Francesco Castellano, LA'66
Medford, Massachusetts

 

Picky about Banjos

Thank you for the 1930 banjo club photo and caption [Huskiana, November 1998]. It was thoroughly enjoyable and gave me an idea of the student look around my father's time (Alfred Kaplan, C&F'27). I do feel, though, that the text paints a picture of the banjo as an archaic and long-forgotten instrument. In fact, the banjo is very much alive and well today in bluegrass, old time, Irish, jazz, and other music settings. It is true that the popular style of music performed in the 1930s has faded from popularity, but the banjo is very much still with us. Béla Fleck and the Flecktones is a good example of the instrument's prominence, as is Alison Krauss's band.

Louis Kaplan
Newton Centre, Massachusetts

 

Upon Further View

You almost have it right now with the comments of reader John Murphy regarding the picture you have used of students returning from Symphony Hall [Letters, November 1998]. It was the practice in the '50s to, once a term, have a distinguished speaker address the students at noontime. Attendance was mandatory, including the faculty, who sat up on the stage with the speaker. When it was over, all the students overran Huntington Avenue on their way back to campus. At one of the convocations Dr. Ell introduced Senator Muskie, the speaker, as Senator Huskie! As the faculty grew to be too large for the stage, we just sat in the audience. With the retirement of Dr. Ell, the practice was discontinued.

Robert S. Lang
South Weymouth, Massachusetts

Lang is a professor emeritus of the College of Engineering.

 

Class Communiqué

Here's a report on a technique I found quite effective in dredging up news of yesteryear's graduates. Other alumni might want to follow a similar procedure. I know it works!
= = = =
# Stated goal 1
In the listing, duplicate the lines from the one containing "Decompose this screenshot" up to and including the one containing "active-tab-indicator [220, 86, 274, 89]". Omit the picture from your copy.

# Items
= = = =
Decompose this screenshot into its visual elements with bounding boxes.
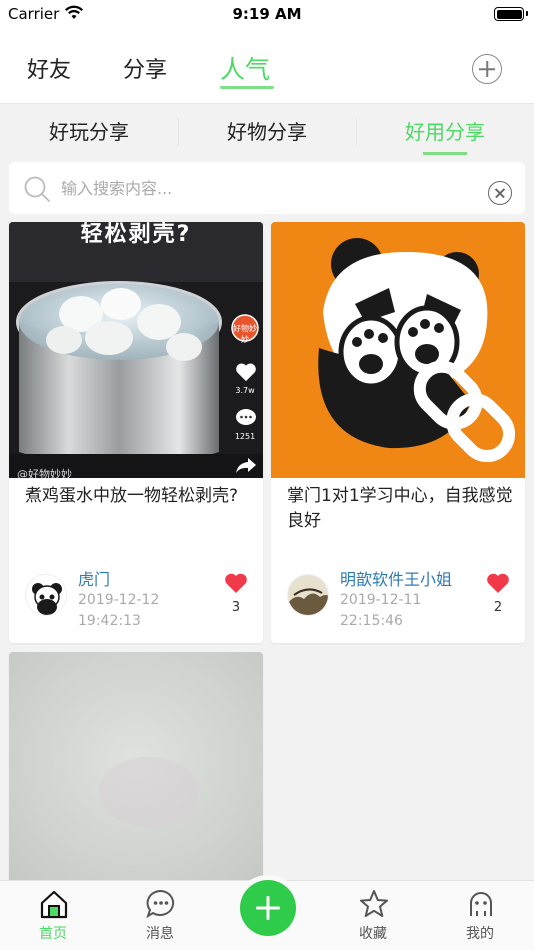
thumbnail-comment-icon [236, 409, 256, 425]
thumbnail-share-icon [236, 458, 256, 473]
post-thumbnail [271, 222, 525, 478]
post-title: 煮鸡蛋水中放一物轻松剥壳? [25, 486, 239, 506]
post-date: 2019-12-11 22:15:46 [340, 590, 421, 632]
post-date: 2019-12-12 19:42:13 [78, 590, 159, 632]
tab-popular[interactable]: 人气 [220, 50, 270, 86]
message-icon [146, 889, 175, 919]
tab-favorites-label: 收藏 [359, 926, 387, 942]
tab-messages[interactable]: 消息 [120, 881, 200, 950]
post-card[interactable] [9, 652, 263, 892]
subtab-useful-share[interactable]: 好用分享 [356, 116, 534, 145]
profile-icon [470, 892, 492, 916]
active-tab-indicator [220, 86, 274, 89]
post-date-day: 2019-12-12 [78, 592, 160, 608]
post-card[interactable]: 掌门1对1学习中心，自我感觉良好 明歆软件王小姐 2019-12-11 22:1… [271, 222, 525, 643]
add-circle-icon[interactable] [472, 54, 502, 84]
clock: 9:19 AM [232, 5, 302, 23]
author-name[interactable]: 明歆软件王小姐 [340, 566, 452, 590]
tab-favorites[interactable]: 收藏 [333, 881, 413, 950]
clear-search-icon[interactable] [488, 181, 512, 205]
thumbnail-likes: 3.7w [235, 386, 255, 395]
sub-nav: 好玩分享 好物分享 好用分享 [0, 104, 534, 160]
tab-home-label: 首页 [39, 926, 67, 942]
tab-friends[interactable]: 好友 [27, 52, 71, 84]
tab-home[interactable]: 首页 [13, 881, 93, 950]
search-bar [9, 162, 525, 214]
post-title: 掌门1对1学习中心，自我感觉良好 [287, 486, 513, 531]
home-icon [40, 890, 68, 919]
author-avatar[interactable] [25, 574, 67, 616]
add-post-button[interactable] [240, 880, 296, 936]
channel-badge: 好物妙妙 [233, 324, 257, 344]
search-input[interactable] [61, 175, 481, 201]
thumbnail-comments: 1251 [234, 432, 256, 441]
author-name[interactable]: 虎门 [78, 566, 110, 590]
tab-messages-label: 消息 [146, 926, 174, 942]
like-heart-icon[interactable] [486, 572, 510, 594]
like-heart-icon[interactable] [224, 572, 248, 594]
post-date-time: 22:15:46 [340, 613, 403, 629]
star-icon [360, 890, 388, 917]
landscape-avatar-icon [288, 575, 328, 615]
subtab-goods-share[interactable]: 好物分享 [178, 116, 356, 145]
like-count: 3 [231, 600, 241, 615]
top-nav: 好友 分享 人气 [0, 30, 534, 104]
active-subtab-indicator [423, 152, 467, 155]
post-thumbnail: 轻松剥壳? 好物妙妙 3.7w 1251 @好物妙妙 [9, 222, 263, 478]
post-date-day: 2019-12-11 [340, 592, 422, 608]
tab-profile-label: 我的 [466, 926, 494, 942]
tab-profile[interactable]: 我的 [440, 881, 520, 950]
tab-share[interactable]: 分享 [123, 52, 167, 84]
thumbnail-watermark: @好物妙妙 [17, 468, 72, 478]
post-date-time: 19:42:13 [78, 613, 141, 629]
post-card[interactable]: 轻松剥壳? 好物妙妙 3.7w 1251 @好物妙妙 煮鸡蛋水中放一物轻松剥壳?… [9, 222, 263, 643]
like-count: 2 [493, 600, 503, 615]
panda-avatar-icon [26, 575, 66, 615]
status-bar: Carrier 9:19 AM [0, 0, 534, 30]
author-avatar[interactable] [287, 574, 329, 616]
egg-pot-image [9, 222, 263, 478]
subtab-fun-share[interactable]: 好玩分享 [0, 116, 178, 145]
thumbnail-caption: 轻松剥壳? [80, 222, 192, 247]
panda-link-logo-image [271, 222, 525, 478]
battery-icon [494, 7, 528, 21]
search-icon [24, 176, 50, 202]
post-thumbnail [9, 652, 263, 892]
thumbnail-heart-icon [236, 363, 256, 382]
= = = =
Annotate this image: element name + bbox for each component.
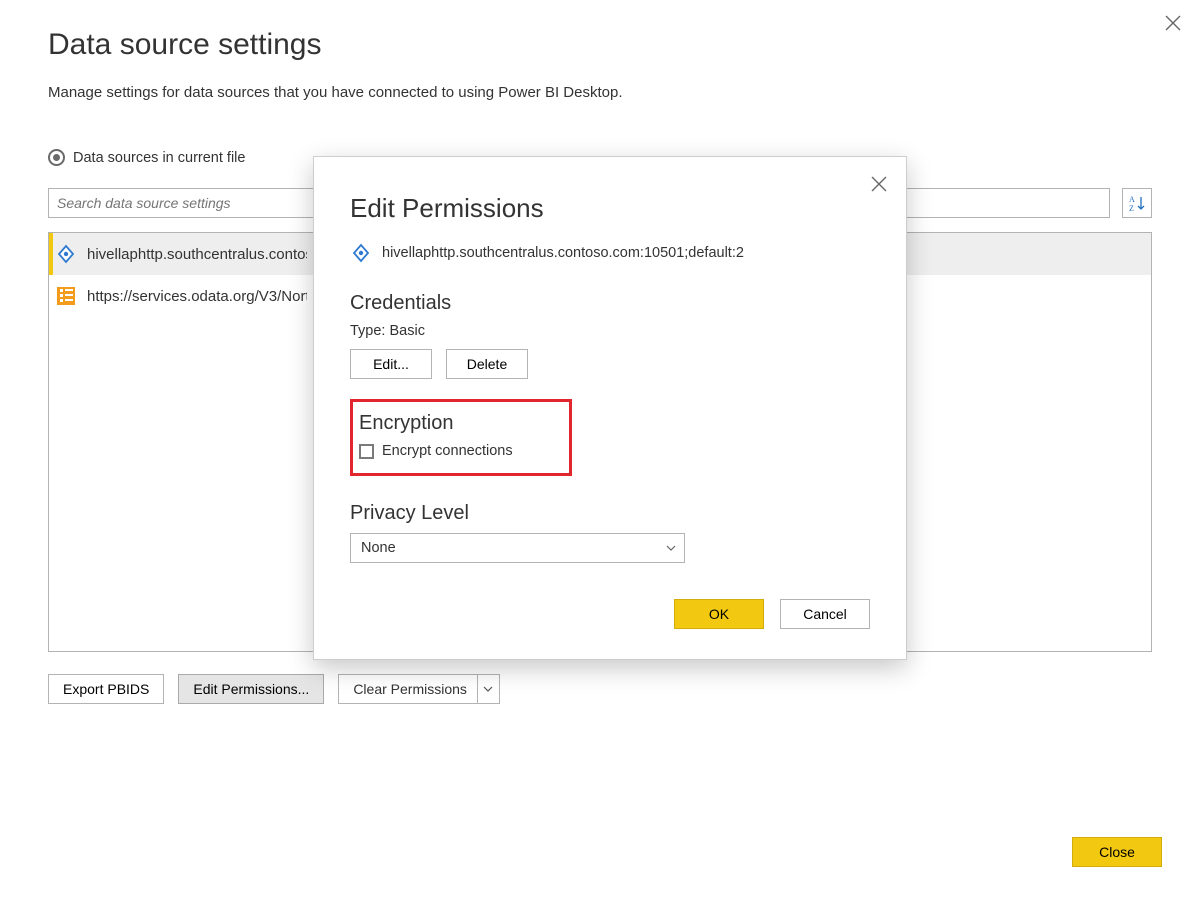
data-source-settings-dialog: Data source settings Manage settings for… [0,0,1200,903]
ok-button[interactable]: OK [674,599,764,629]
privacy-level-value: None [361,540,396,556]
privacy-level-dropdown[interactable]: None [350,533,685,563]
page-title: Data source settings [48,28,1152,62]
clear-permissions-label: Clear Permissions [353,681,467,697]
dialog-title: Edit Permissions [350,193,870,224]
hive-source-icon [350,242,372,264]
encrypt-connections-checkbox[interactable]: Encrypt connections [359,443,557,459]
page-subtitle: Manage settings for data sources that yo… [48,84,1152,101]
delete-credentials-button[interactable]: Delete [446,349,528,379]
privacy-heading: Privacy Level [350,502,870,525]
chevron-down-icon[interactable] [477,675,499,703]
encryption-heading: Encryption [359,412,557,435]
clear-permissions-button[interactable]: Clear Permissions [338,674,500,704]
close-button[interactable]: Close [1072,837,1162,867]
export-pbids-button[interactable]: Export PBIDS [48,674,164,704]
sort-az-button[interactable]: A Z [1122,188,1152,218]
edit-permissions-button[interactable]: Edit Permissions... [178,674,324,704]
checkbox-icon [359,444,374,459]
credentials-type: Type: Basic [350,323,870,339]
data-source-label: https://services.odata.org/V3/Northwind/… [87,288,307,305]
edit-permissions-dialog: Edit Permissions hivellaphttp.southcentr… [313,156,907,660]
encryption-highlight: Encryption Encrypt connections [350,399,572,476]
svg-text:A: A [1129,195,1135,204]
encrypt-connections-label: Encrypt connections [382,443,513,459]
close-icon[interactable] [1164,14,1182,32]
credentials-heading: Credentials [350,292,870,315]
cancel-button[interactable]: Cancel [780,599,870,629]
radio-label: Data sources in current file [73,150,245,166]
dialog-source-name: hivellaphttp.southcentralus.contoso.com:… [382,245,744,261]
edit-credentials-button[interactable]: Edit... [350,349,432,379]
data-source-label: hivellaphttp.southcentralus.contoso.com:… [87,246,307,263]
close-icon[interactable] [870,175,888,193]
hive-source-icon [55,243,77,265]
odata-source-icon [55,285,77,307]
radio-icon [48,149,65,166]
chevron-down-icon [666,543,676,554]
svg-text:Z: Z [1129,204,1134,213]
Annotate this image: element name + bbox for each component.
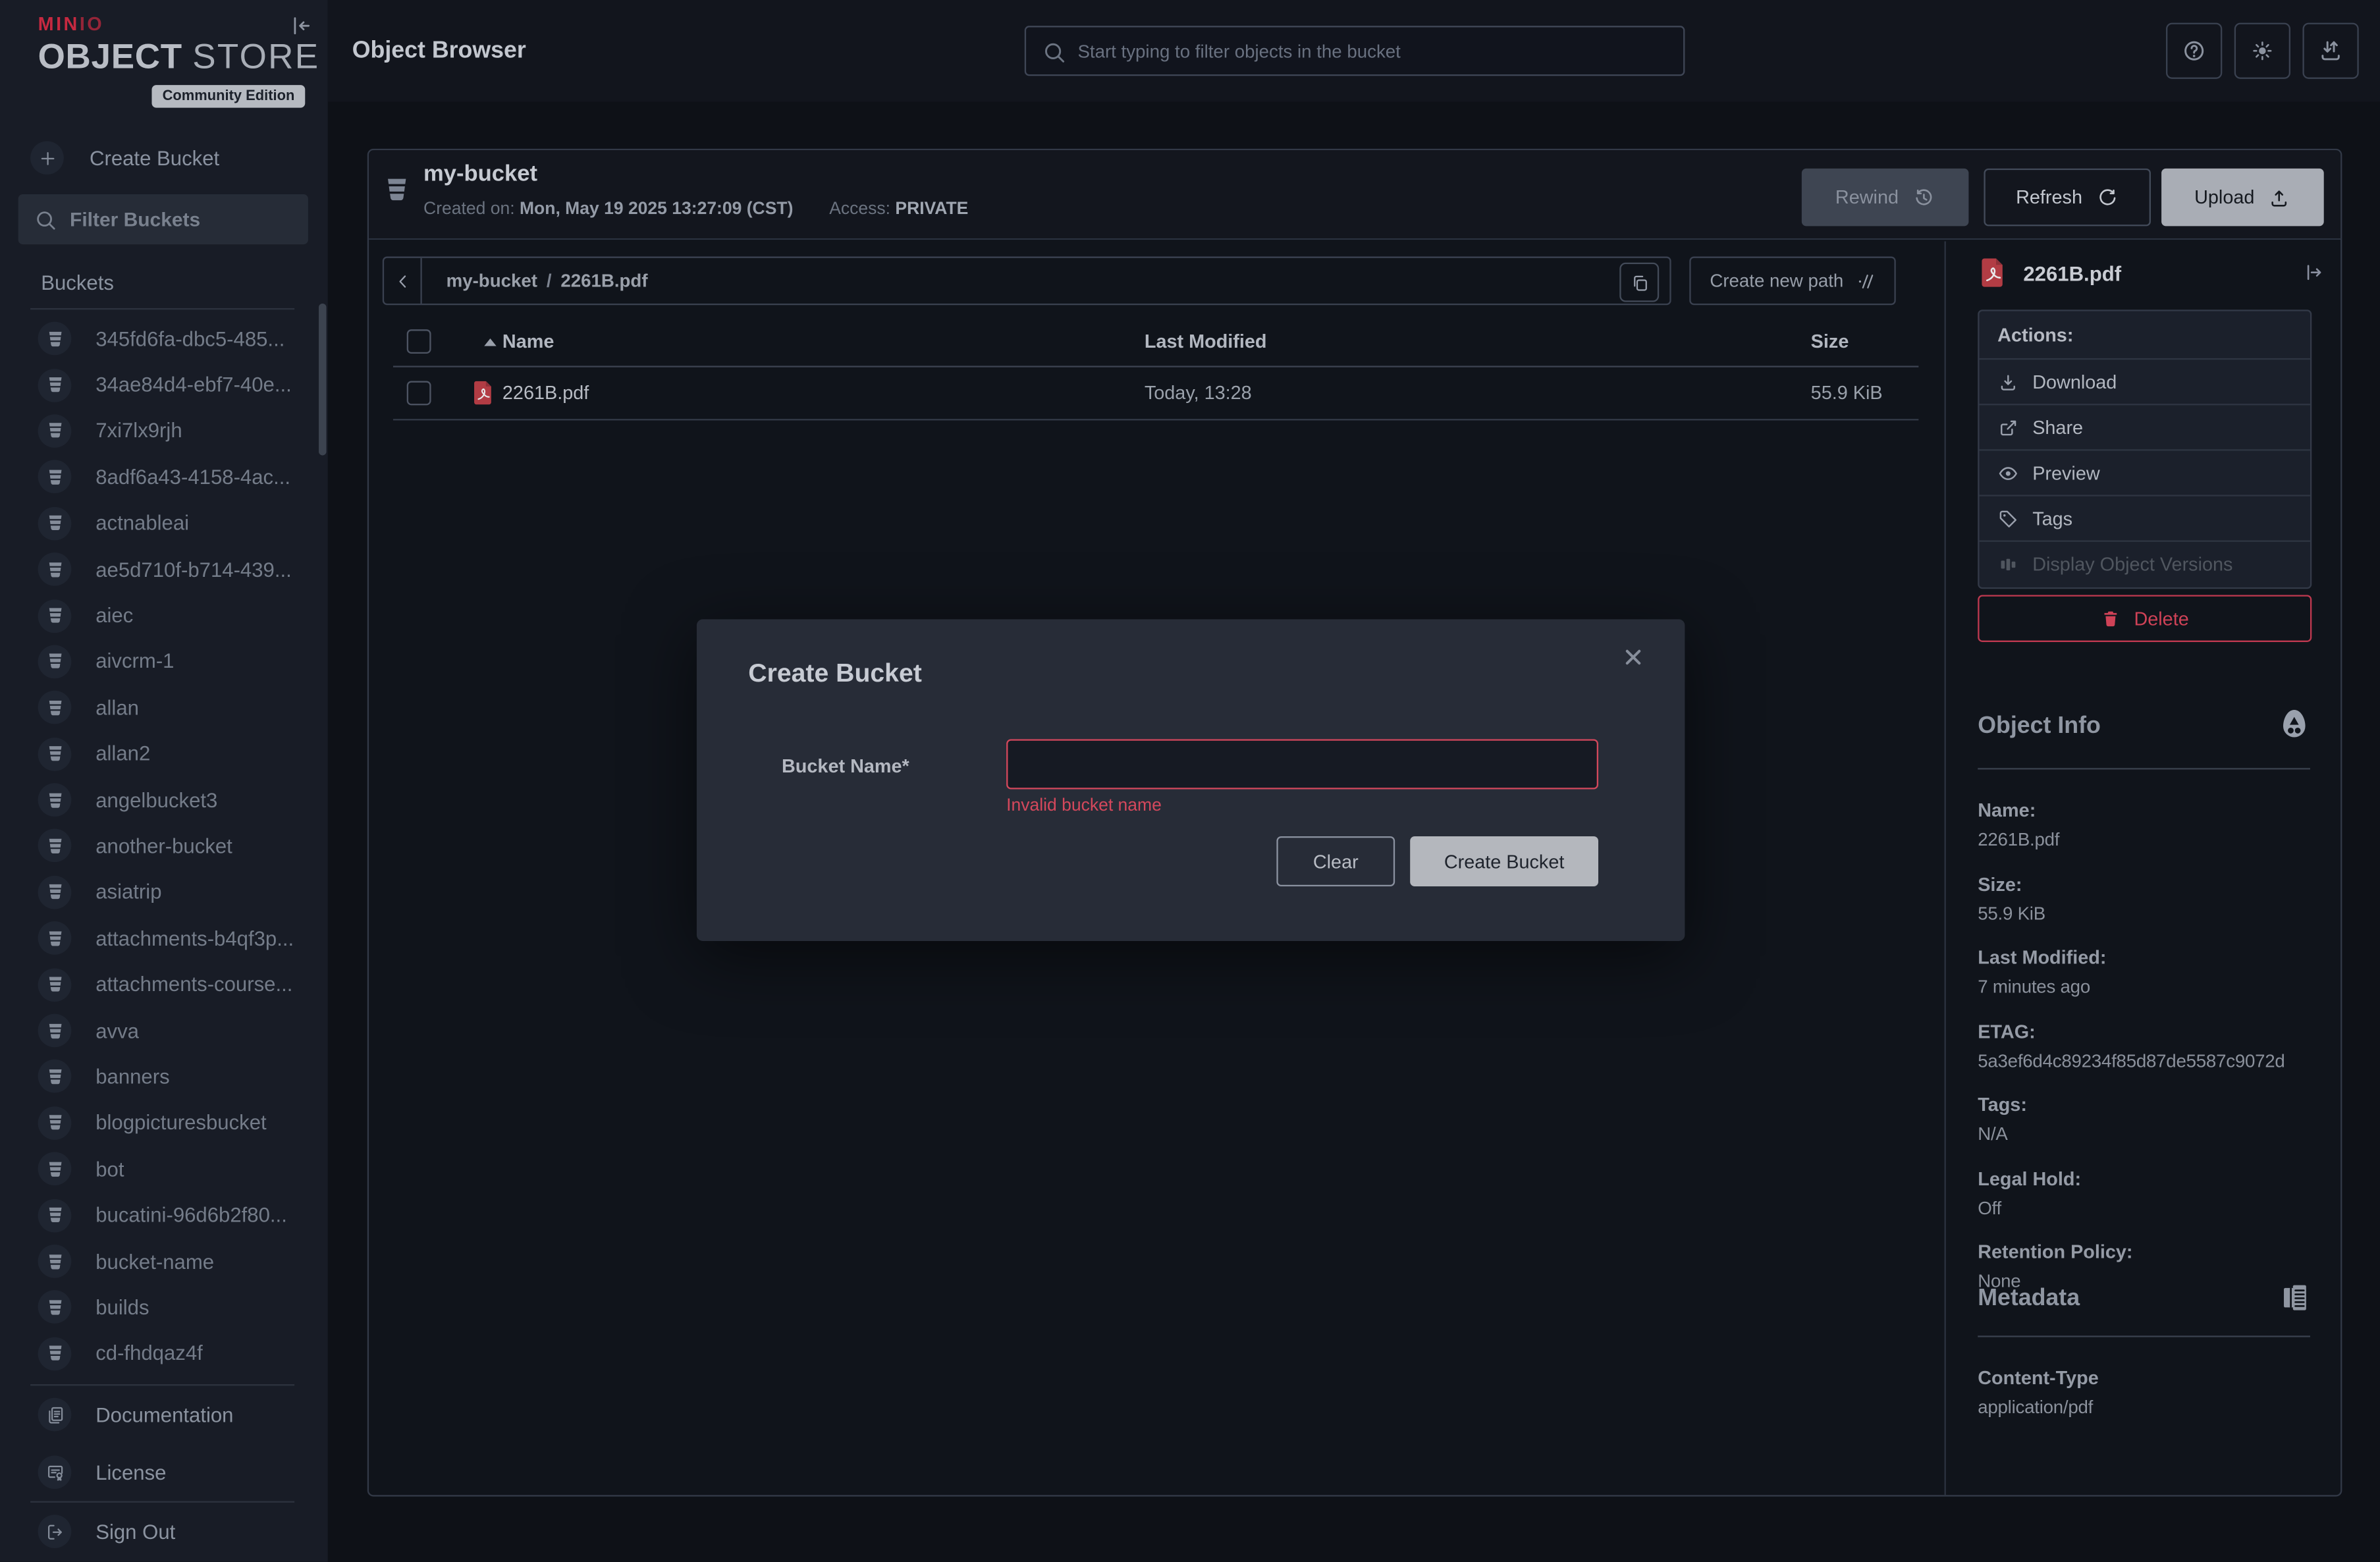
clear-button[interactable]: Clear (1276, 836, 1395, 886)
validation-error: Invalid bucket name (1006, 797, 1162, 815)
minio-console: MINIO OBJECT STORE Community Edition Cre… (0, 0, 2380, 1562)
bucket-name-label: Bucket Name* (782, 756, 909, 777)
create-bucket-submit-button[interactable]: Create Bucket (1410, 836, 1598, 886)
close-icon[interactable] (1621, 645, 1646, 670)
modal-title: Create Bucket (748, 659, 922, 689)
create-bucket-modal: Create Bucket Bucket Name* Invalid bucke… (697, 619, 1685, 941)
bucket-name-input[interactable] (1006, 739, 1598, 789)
= = = =
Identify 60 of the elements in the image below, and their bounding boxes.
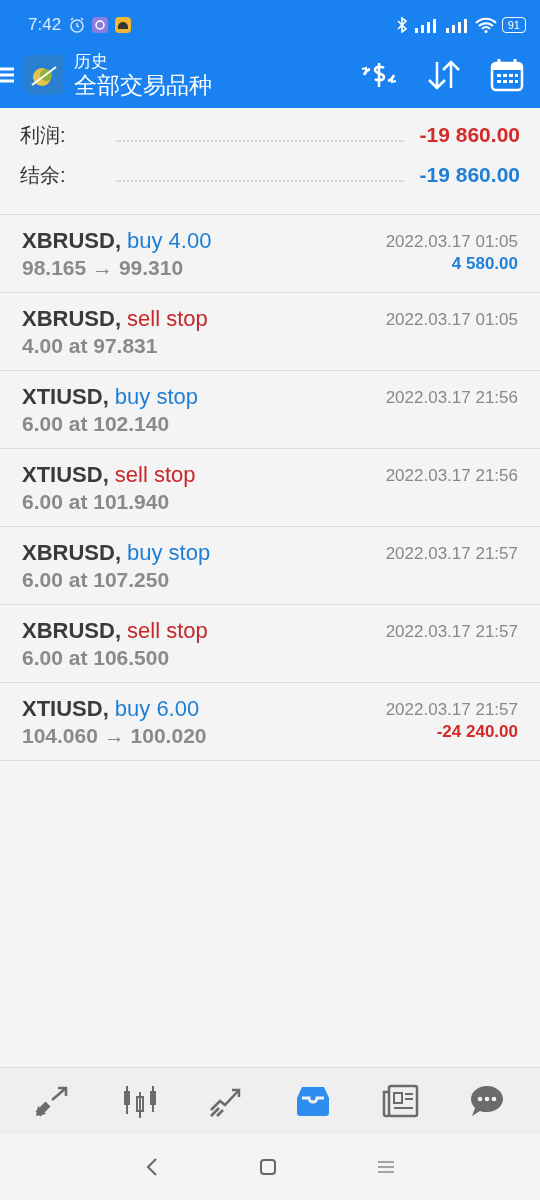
= = = =
# Stated goal 2
In the alumni letters, what name did Dr. Ell mistakenly use when introducing Senator Muskie?

# Task response 1
Decompose this screenshot into its visual elements with bounding boxes.
thumbnail-comment-icon [236, 409, 256, 425]
thumbnail-share-icon [236, 458, 256, 473]
post-thumbnail [271, 222, 525, 478]
post-title: 煮鸡蛋水中放一物轻松剥壳? [25, 486, 239, 506]
post-date: 2019-12-11 22:15:46 [340, 590, 421, 632]
post-date: 2019-12-12 19:42:13 [78, 590, 159, 632]
tab-popular[interactable]: 人气 [220, 50, 270, 86]
message-icon [146, 889, 175, 919]
tab-favorites-label: 收藏 [359, 926, 387, 942]
tab-messages[interactable]: 消息 [120, 881, 200, 950]
post-card[interactable] [9, 652, 263, 892]
subtab-useful-share[interactable]: 好用分享 [356, 116, 534, 145]
profile-icon [470, 892, 492, 916]
active-tab-indicator [220, 86, 274, 89]

# Task response 2
Senator Huskie.